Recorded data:
start
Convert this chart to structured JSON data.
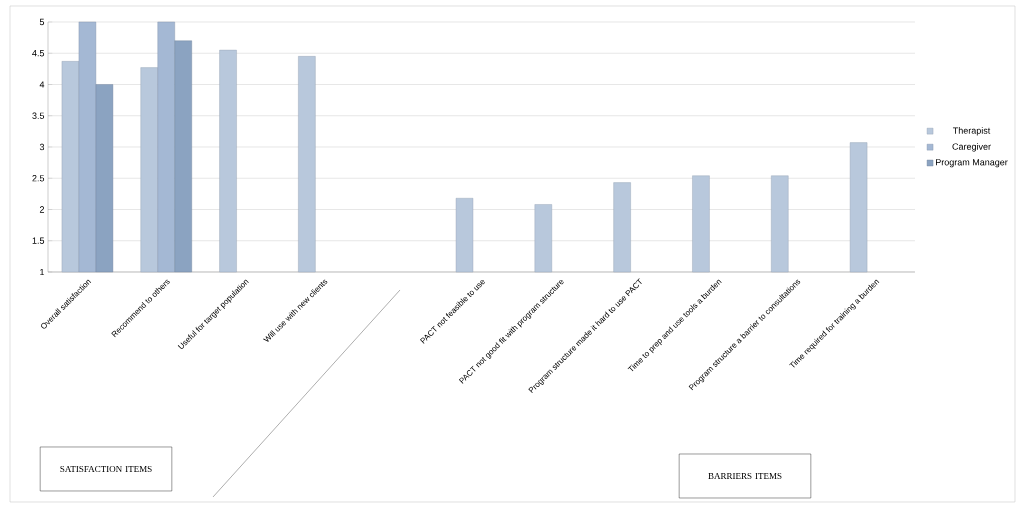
{
  "chart_data": {
    "type": "bar",
    "categories": [
      "Overall satisfaction",
      "Recommend to others",
      "Useful for target population",
      "Will use with new clients",
      null,
      "PACT not feasible to use",
      "PACT not good fit with program structure",
      "Program structure made it hard to use PACT",
      "Time to prep and use tools a burden",
      "Program structure a barrier to consultations",
      "Time required for training a burden"
    ],
    "series": [
      {
        "name": "Therapist",
        "color": "#b8c8dc",
        "values": [
          4.37,
          4.27,
          4.55,
          4.45,
          null,
          2.18,
          2.08,
          2.43,
          2.54,
          2.54,
          3.07
        ]
      },
      {
        "name": "Caregiver",
        "color": "#a4b8d4",
        "values": [
          5,
          5,
          null,
          null,
          null,
          null,
          null,
          null,
          null,
          null,
          null
        ]
      },
      {
        "name": "Program Manager",
        "color": "#8ba3c1",
        "values": [
          4.0,
          4.7,
          null,
          null,
          null,
          null,
          null,
          null,
          null,
          null,
          null
        ]
      }
    ],
    "ylim": [
      1,
      5
    ],
    "yticks": [
      1,
      1.5,
      2,
      2.5,
      3,
      3.5,
      4,
      4.5,
      5
    ],
    "grid": "y",
    "legend": "right",
    "annotations": [
      "SATISFACTION ITEMS",
      "BARRIERS ITEMS"
    ]
  }
}
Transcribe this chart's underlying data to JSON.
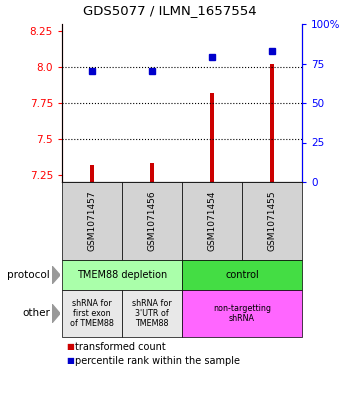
{
  "title": "GDS5077 / ILMN_1657554",
  "samples": [
    "GSM1071457",
    "GSM1071456",
    "GSM1071454",
    "GSM1071455"
  ],
  "red_values": [
    7.32,
    7.33,
    7.82,
    8.02
  ],
  "blue_values": [
    70,
    70,
    79,
    83
  ],
  "ylim_left": [
    7.2,
    8.3
  ],
  "ylim_right": [
    0,
    100
  ],
  "yticks_left": [
    7.25,
    7.5,
    7.75,
    8.0,
    8.25
  ],
  "yticks_right": [
    0,
    25,
    50,
    75,
    100
  ],
  "ytick_labels_right": [
    "0",
    "25",
    "50",
    "75",
    "100%"
  ],
  "hlines": [
    8.0,
    7.75,
    7.5
  ],
  "protocol_row": [
    {
      "label": "TMEM88 depletion",
      "span": [
        0,
        2
      ],
      "color": "#AAFFAA"
    },
    {
      "label": "control",
      "span": [
        2,
        4
      ],
      "color": "#44DD44"
    }
  ],
  "other_row": [
    {
      "label": "shRNA for\nfirst exon\nof TMEM88",
      "span": [
        0,
        1
      ],
      "color": "#E8E8E8"
    },
    {
      "label": "shRNA for\n3'UTR of\nTMEM88",
      "span": [
        1,
        2
      ],
      "color": "#E8E8E8"
    },
    {
      "label": "non-targetting\nshRNA",
      "span": [
        2,
        4
      ],
      "color": "#FF66FF"
    }
  ],
  "legend_red": "transformed count",
  "legend_blue": "percentile rank within the sample",
  "bar_color": "#CC0000",
  "dot_color": "#0000CC",
  "bar_bottom": 7.2,
  "protocol_label": "protocol",
  "other_label": "other",
  "sample_bg_color": "#D3D3D3",
  "arrow_color": "#999999"
}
end
Write out the records above exactly as they stand, leaving out every picture.

▶ _Completed task_:
Convert this chart to structured JSON data.
{
  "chart_data": {
    "type": "bar",
    "categories": [
      "Overall satisfaction",
      "Recommend to others",
      "Useful for target population",
      "Will use with new clients",
      null,
      "PACT not feasible to use",
      "PACT not good fit with program structure",
      "Program structure made it hard to use PACT",
      "Time to prep and use tools a burden",
      "Program structure a barrier to consultations",
      "Time required for training a burden"
    ],
    "series": [
      {
        "name": "Therapist",
        "color": "#b8c8dc",
        "values": [
          4.37,
          4.27,
          4.55,
          4.45,
          null,
          2.18,
          2.08,
          2.43,
          2.54,
          2.54,
          3.07
        ]
      },
      {
        "name": "Caregiver",
        "color": "#a4b8d4",
        "values": [
          5,
          5,
          null,
          null,
          null,
          null,
          null,
          null,
          null,
          null,
          null
        ]
      },
      {
        "name": "Program Manager",
        "color": "#8ba3c1",
        "values": [
          4.0,
          4.7,
          null,
          null,
          null,
          null,
          null,
          null,
          null,
          null,
          null
        ]
      }
    ],
    "ylim": [
      1,
      5
    ],
    "yticks": [
      1,
      1.5,
      2,
      2.5,
      3,
      3.5,
      4,
      4.5,
      5
    ],
    "grid": "y",
    "legend": "right",
    "annotations": [
      "SATISFACTION ITEMS",
      "BARRIERS ITEMS"
    ]
  }
}
Transcribe this chart's underlying data to JSON.
{
  "title": "GDS5077 / ILMN_1657554",
  "samples": [
    "GSM1071457",
    "GSM1071456",
    "GSM1071454",
    "GSM1071455"
  ],
  "red_values": [
    7.32,
    7.33,
    7.82,
    8.02
  ],
  "blue_values": [
    70,
    70,
    79,
    83
  ],
  "ylim_left": [
    7.2,
    8.3
  ],
  "ylim_right": [
    0,
    100
  ],
  "yticks_left": [
    7.25,
    7.5,
    7.75,
    8.0,
    8.25
  ],
  "yticks_right": [
    0,
    25,
    50,
    75,
    100
  ],
  "ytick_labels_right": [
    "0",
    "25",
    "50",
    "75",
    "100%"
  ],
  "hlines": [
    8.0,
    7.75,
    7.5
  ],
  "protocol_row": [
    {
      "label": "TMEM88 depletion",
      "span": [
        0,
        2
      ],
      "color": "#AAFFAA"
    },
    {
      "label": "control",
      "span": [
        2,
        4
      ],
      "color": "#44DD44"
    }
  ],
  "other_row": [
    {
      "label": "shRNA for\nfirst exon\nof TMEM88",
      "span": [
        0,
        1
      ],
      "color": "#E8E8E8"
    },
    {
      "label": "shRNA for\n3'UTR of\nTMEM88",
      "span": [
        1,
        2
      ],
      "color": "#E8E8E8"
    },
    {
      "label": "non-targetting\nshRNA",
      "span": [
        2,
        4
      ],
      "color": "#FF66FF"
    }
  ],
  "legend_red": "transformed count",
  "legend_blue": "percentile rank within the sample",
  "bar_color": "#CC0000",
  "dot_color": "#0000CC",
  "bar_bottom": 7.2,
  "protocol_label": "protocol",
  "other_label": "other",
  "sample_bg_color": "#D3D3D3",
  "arrow_color": "#999999"
}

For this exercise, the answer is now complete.